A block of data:
>> Start
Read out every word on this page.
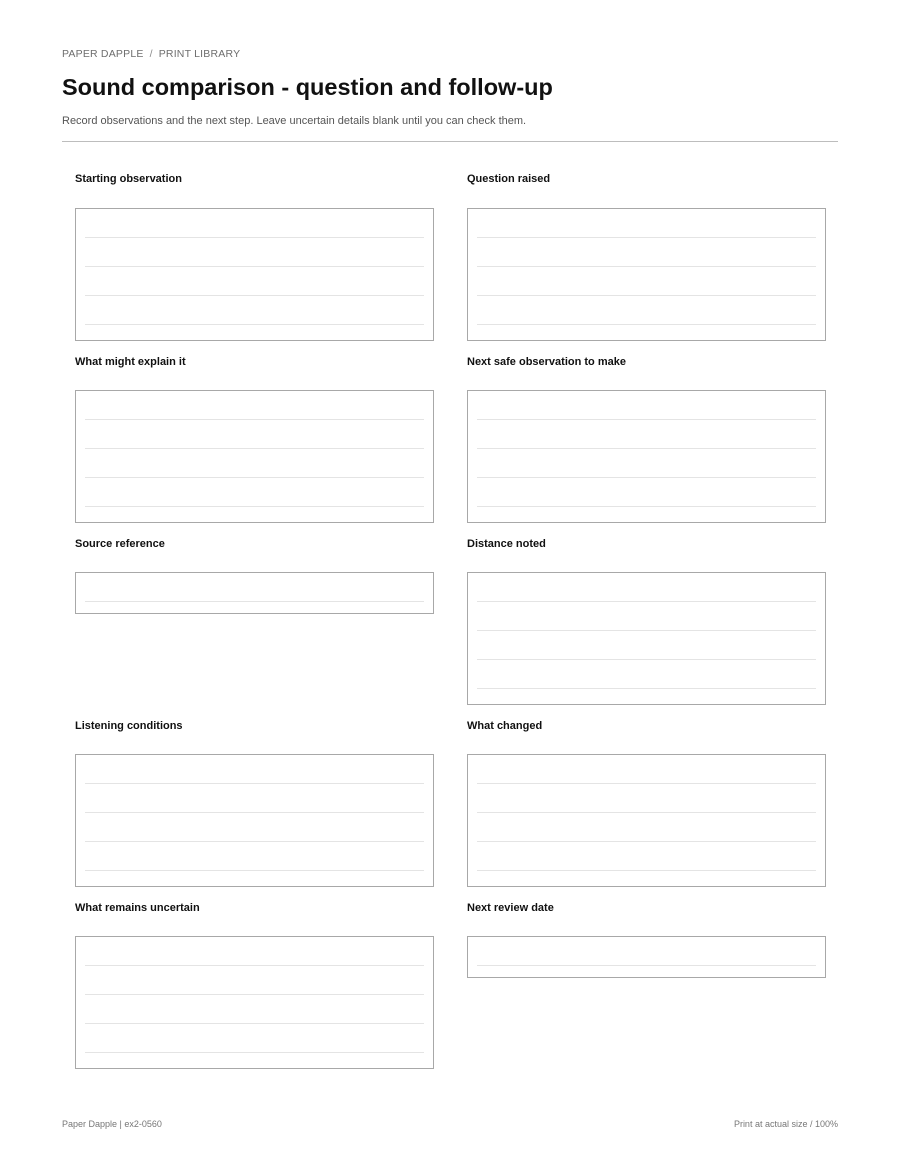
PAPER DAPPLE / PRINT LIBRARY
Sound comparison - question and follow-up
Record observations and the next step. Leave uncertain details blank until you can check them.
Starting observation	Question raised
What might explain it	Next safe observation to make
Source reference	Distance noted
Listening conditions	What changed
What remains uncertain	Next review date
Paper Dapple | ex2-0560	Print at actual size / 100%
>> End
GOAL
Copy all the lines of data exactly as they appear, dropping any images.

SOLUTION TO THE EXERCISE
Read out every word on this page.
PAPER DAPPLE / PRINT LIBRARY
Sound comparison - question and follow-up
Record observations and the next step. Leave uncertain details blank until you can check them.
Starting observation	Question raised
What might explain it	Next safe observation to make
Source reference	Distance noted
Listening conditions	What changed
What remains uncertain	Next review date
Paper Dapple | ex2-0560	Print at actual size / 100%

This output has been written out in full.